■ EXERCISE DESCRIPTION:
Reproduce each record exactly.

Recorded data

** START **

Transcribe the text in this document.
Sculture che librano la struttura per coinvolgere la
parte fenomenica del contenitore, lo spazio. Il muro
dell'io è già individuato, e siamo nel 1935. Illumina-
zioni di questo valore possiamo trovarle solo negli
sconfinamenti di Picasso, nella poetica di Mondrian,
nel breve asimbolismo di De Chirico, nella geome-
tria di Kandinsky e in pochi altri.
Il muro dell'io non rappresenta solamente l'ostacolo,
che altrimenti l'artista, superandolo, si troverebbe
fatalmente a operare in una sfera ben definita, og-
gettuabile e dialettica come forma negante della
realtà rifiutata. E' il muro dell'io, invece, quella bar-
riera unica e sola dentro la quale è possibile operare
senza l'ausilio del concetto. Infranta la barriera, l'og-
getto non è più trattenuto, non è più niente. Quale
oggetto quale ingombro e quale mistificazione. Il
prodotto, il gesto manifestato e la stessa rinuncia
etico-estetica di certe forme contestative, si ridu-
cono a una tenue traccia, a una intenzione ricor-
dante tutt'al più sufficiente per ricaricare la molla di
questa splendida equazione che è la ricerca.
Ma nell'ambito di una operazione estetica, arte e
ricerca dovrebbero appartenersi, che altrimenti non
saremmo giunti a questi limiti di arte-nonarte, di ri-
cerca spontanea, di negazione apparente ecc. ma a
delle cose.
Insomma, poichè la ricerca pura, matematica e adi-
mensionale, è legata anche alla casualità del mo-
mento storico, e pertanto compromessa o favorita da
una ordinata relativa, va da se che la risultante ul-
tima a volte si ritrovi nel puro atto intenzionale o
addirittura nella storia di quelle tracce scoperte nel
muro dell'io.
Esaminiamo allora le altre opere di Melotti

** END **

■ TASK SOLUTION:
Transcribe the text in this document.
Sculture che librano la struttura per coinvolgere la
parte fenomenica del contenitore, lo spazio. Il muro
dell'io è già individuato, e siamo nel 1935. Illumina-
zioni di questo valore possiamo trovarle solo negli
sconfinamenti di Picasso, nella poetica di Mondrian,
nel breve asimbolismo di De Chirico, nella geome-
tria di Kandinsky e in pochi altri.
Il muro dell'io non rappresenta solamente l'ostacolo,
che altrimenti l'artista, superandolo, si troverebbe
fatalmente a operare in una sfera ben definita, og-
gettuabile e dialettica come forma negante della
realtà rifiutata. E' il muro dell'io, invece, quella bar-
riera unica e sola dentro la quale è possibile operare
senza l'ausilio del concetto. Infranta la barriera, l'og-
getto non è più trattenuto, non è più niente. Quale
oggetto quale ingombro e quale mistificazione. Il
prodotto, il gesto manifestato e la stessa rinuncia
etico-estetica di certe forme contestative, si ridu-
cono a una tenue traccia, a una intenzione ricor-
dante tutt'al più sufficiente per ricaricare la molla di
questa splendida equazione che è la ricerca.
Ma nell'ambito di una operazione estetica, arte e
ricerca dovrebbero appartenersi, che altrimenti non
saremmo giunti a questi limiti di arte-nonarte, di ri-
cerca spontanea, di negazione apparente ecc. ma a
delle cose.
Insomma, poichè la ricerca pura, matematica e adi-
mensionale, è legata anche alla casualità del mo-
mento storico, e pertanto compromessa o favorita da
una ordinata relativa, va da se che la risultante ul-
tima a volte si ritrovi nel puro atto intenzionale o
addirittura nella storia di quelle tracce scoperte nel
muro dell'io.
Esaminiamo allora le altre opere di Melotti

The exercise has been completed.